▸ Dataset records
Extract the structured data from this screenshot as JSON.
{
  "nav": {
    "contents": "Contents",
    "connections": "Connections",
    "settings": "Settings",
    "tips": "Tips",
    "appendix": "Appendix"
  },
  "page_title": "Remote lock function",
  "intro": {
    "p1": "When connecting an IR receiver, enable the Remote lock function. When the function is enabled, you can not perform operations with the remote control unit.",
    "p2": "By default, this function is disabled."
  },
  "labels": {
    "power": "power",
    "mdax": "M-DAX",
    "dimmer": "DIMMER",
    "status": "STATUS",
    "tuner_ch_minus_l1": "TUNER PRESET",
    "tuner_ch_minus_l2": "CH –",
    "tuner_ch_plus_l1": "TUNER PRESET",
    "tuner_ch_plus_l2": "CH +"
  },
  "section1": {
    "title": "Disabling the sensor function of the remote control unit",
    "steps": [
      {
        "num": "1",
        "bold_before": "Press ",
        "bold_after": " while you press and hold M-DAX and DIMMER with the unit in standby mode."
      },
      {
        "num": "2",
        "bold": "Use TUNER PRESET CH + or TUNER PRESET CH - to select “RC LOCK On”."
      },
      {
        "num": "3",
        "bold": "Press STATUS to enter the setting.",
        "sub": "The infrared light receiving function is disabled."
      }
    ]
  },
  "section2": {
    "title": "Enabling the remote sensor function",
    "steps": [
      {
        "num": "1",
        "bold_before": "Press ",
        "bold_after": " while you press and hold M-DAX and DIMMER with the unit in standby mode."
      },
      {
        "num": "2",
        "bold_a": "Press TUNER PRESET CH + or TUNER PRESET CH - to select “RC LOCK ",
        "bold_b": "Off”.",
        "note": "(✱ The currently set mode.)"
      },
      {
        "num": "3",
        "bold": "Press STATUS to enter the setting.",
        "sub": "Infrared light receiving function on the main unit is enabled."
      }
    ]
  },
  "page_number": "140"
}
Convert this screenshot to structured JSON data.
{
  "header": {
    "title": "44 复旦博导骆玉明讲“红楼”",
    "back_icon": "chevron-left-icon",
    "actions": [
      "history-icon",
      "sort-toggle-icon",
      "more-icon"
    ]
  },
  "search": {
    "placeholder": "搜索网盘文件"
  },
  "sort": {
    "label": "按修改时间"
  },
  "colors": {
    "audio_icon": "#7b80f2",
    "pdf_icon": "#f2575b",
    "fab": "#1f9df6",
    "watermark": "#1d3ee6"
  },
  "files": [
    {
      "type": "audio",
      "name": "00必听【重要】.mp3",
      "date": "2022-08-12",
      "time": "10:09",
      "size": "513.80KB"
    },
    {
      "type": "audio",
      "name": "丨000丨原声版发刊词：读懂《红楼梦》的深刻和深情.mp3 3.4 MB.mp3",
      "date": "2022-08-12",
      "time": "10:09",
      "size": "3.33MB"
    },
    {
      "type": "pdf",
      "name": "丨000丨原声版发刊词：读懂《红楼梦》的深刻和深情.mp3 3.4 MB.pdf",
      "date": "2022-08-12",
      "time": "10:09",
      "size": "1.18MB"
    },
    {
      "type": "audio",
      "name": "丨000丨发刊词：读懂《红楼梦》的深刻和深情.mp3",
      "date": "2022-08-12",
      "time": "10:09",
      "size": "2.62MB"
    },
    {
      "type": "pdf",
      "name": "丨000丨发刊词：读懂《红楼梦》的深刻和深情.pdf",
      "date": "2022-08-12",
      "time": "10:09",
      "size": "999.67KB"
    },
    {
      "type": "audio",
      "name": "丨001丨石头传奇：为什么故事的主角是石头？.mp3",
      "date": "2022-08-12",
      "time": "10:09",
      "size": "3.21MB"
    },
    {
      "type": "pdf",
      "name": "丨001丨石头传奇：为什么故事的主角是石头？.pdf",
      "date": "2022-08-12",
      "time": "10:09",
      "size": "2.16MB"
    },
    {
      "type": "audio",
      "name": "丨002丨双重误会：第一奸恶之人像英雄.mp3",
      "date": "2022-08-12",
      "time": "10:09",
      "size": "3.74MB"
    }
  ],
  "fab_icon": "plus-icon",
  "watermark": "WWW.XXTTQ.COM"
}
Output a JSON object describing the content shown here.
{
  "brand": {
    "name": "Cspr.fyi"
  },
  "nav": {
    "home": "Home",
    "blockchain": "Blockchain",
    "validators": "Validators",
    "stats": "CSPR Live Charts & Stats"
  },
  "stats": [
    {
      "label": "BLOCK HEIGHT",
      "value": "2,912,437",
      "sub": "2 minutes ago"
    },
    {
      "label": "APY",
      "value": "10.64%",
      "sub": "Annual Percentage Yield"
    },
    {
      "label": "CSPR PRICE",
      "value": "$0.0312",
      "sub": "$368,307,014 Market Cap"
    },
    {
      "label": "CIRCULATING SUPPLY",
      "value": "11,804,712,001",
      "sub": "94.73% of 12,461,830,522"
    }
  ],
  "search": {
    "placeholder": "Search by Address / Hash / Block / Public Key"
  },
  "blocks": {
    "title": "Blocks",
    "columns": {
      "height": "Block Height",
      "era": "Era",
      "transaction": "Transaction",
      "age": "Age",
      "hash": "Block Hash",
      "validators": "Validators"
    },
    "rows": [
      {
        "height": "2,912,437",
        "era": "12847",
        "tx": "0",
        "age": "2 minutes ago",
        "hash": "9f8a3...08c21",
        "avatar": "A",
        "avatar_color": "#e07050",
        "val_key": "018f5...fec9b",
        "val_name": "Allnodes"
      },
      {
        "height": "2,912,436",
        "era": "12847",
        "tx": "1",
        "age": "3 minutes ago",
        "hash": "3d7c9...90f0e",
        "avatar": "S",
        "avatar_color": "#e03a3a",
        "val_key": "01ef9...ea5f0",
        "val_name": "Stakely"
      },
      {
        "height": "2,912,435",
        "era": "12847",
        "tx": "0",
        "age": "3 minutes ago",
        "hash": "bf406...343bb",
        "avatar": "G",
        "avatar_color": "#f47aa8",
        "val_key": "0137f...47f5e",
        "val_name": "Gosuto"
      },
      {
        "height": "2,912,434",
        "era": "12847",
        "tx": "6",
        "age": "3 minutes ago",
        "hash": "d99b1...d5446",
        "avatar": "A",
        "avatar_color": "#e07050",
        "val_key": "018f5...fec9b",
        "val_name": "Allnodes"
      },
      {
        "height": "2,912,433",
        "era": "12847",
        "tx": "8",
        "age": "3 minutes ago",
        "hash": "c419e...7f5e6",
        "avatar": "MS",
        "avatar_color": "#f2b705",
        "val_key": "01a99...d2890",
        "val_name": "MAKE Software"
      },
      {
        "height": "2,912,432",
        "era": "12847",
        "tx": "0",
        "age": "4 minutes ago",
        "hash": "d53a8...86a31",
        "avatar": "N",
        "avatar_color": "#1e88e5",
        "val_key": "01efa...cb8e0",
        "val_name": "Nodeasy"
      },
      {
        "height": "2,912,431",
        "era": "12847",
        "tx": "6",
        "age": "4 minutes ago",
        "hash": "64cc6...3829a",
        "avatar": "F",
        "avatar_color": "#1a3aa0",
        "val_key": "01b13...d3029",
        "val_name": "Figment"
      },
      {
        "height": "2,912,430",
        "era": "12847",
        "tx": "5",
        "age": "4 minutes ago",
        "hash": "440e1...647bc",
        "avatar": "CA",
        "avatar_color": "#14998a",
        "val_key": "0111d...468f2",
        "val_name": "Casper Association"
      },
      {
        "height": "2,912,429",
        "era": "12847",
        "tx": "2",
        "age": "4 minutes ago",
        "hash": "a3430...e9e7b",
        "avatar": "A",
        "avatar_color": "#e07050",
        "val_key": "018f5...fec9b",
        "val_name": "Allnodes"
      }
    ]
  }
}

▸ Work instructions
Write out every line from the records above, word for word.

▸ Exercise output
Extract the structured data from this screenshot as JSON.
{
  "nav": {
    "contents": "Contents",
    "connections": "Connections",
    "settings": "Settings",
    "tips": "Tips",
    "appendix": "Appendix"
  },
  "page_title": "Remote lock function",
  "intro": {
    "p1": "When connecting an IR receiver, enable the Remote lock function. When the function is enabled, you can not perform operations with the remote control unit.",
    "p2": "By default, this function is disabled."
  },
  "labels": {
    "power": "power",
    "mdax": "M-DAX",
    "dimmer": "DIMMER",
    "status": "STATUS",
    "tuner_ch_minus_l1": "TUNER PRESET",
    "tuner_ch_minus_l2": "CH –",
    "tuner_ch_plus_l1": "TUNER PRESET",
    "tuner_ch_plus_l2": "CH +"
  },
  "section1": {
    "title": "Disabling the sensor function of the remote control unit",
    "steps": [
      {
        "num": "1",
        "bold_before": "Press ",
        "bold_after": " while you press and hold M-DAX and DIMMER with the unit in standby mode."
      },
      {
        "num": "2",
        "bold": "Use TUNER PRESET CH + or TUNER PRESET CH - to select “RC LOCK On”."
      },
      {
        "num": "3",
        "bold": "Press STATUS to enter the setting.",
        "sub": "The infrared light receiving function is disabled."
      }
    ]
  },
  "section2": {
    "title": "Enabling the remote sensor function",
    "steps": [
      {
        "num": "1",
        "bold_before": "Press ",
        "bold_after": " while you press and hold M-DAX and DIMMER with the unit in standby mode."
      },
      {
        "num": "2",
        "bold_a": "Press TUNER PRESET CH + or TUNER PRESET CH - to select “RC LOCK ",
        "bold_b": "Off”.",
        "note": "(✱ The currently set mode.)"
      },
      {
        "num": "3",
        "bold": "Press STATUS to enter the setting.",
        "sub": "Infrared light receiving function on the main unit is enabled."
      }
    ]
  },
  "page_number": "140"
}
Convert this screenshot to structured JSON data.
{
  "header": {
    "title": "44 复旦博导骆玉明讲“红楼”",
    "back_icon": "chevron-left-icon",
    "actions": [
      "history-icon",
      "sort-toggle-icon",
      "more-icon"
    ]
  },
  "search": {
    "placeholder": "搜索网盘文件"
  },
  "sort": {
    "label": "按修改时间"
  },
  "colors": {
    "audio_icon": "#7b80f2",
    "pdf_icon": "#f2575b",
    "fab": "#1f9df6",
    "watermark": "#1d3ee6"
  },
  "files": [
    {
      "type": "audio",
      "name": "00必听【重要】.mp3",
      "date": "2022-08-12",
      "time": "10:09",
      "size": "513.80KB"
    },
    {
      "type": "audio",
      "name": "丨000丨原声版发刊词：读懂《红楼梦》的深刻和深情.mp3 3.4 MB.mp3",
      "date": "2022-08-12",
      "time": "10:09",
      "size": "3.33MB"
    },
    {
      "type": "pdf",
      "name": "丨000丨原声版发刊词：读懂《红楼梦》的深刻和深情.mp3 3.4 MB.pdf",
      "date": "2022-08-12",
      "time": "10:09",
      "size": "1.18MB"
    },
    {
      "type": "audio",
      "name": "丨000丨发刊词：读懂《红楼梦》的深刻和深情.mp3",
      "date": "2022-08-12",
      "time": "10:09",
      "size": "2.62MB"
    },
    {
      "type": "pdf",
      "name": "丨000丨发刊词：读懂《红楼梦》的深刻和深情.pdf",
      "date": "2022-08-12",
      "time": "10:09",
      "size": "999.67KB"
    },
    {
      "type": "audio",
      "name": "丨001丨石头传奇：为什么故事的主角是石头？.mp3",
      "date": "2022-08-12",
      "time": "10:09",
      "size": "3.21MB"
    },
    {
      "type": "pdf",
      "name": "丨001丨石头传奇：为什么故事的主角是石头？.pdf",
      "date": "2022-08-12",
      "time": "10:09",
      "size": "2.16MB"
    },
    {
      "type": "audio",
      "name": "丨002丨双重误会：第一奸恶之人像英雄.mp3",
      "date": "2022-08-12",
      "time": "10:09",
      "size": "3.74MB"
    }
  ],
  "fab_icon": "plus-icon",
  "watermark": "WWW.XXTTQ.COM"
}
Output a JSON object describing the content shown here.
{
  "brand": {
    "name": "Cspr.fyi"
  },
  "nav": {
    "home": "Home",
    "blockchain": "Blockchain",
    "validators": "Validators",
    "stats": "CSPR Live Charts & Stats"
  },
  "stats": [
    {
      "label": "BLOCK HEIGHT",
      "value": "2,912,437",
      "sub": "2 minutes ago"
    },
    {
      "label": "APY",
      "value": "10.64%",
      "sub": "Annual Percentage Yield"
    },
    {
      "label": "CSPR PRICE",
      "value": "$0.0312",
      "sub": "$368,307,014 Market Cap"
    },
    {
      "label": "CIRCULATING SUPPLY",
      "value": "11,804,712,001",
      "sub": "94.73% of 12,461,830,522"
    }
  ],
  "search": {
    "placeholder": "Search by Address / Hash / Block / Public Key"
  },
  "blocks": {
    "title": "Blocks",
    "columns": {
      "height": "Block Height",
      "era": "Era",
      "transaction": "Transaction",
      "age": "Age",
      "hash": "Block Hash",
      "validators": "Validators"
    },
    "rows": [
      {
        "height": "2,912,437",
        "era": "12847",
        "tx": "0",
        "age": "2 minutes ago",
        "hash": "9f8a3...08c21",
        "avatar": "A",
        "avatar_color": "#e07050",
        "val_key": "018f5...fec9b",
        "val_name": "Allnodes"
      },
      {
        "height": "2,912,436",
        "era": "12847",
        "tx": "1",
        "age": "3 minutes ago",
        "hash": "3d7c9...90f0e",
        "avatar": "S",
        "avatar_color": "#e03a3a",
        "val_key": "01ef9...ea5f0",
        "val_name": "Stakely"
      },
      {
        "height": "2,912,435",
        "era": "12847",
        "tx": "0",
        "age": "3 minutes ago",
        "hash": "bf406...343bb",
        "avatar": "G",
        "avatar_color": "#f47aa8",
        "val_key": "0137f...47f5e",
        "val_name": "Gosuto"
      },
      {
        "height": "2,912,434",
        "era": "12847",
        "tx": "6",
        "age": "3 minutes ago",
        "hash": "d99b1...d5446",
        "avatar": "A",
        "avatar_color": "#e07050",
        "val_key": "018f5...fec9b",
        "val_name": "Allnodes"
      },
      {
        "height": "2,912,433",
        "era": "12847",
        "tx": "8",
        "age": "3 minutes ago",
        "hash": "c419e...7f5e6",
        "avatar": "MS",
        "avatar_color": "#f2b705",
        "val_key": "01a99...d2890",
        "val_name": "MAKE Software"
      },
      {
        "height": "2,912,432",
        "era": "12847",
        "tx": "0",
        "age": "4 minutes ago",
        "hash": "d53a8...86a31",
        "avatar": "N",
        "avatar_color": "#1e88e5",
        "val_key": "01efa...cb8e0",
        "val_name": "Nodeasy"
      },
      {
        "height": "2,912,431",
        "era": "12847",
        "tx": "6",
        "age": "4 minutes ago",
        "hash": "64cc6...3829a",
        "avatar": "F",
        "avatar_color": "#1a3aa0",
        "val_key": "01b13...d3029",
        "val_name": "Figment"
      },
      {
        "height": "2,912,430",
        "era": "12847",
        "tx": "5",
        "age": "4 minutes ago",
        "hash": "440e1...647bc",
        "avatar": "CA",
        "avatar_color": "#14998a",
        "val_key": "0111d...468f2",
        "val_name": "Casper Association"
      },
      {
        "height": "2,912,429",
        "era": "12847",
        "tx": "2",
        "age": "4 minutes ago",
        "hash": "a3430...e9e7b",
        "avatar": "A",
        "avatar_color": "#e07050",
        "val_key": "018f5...fec9b",
        "val_name": "Allnodes"
      }
    ]
  }
}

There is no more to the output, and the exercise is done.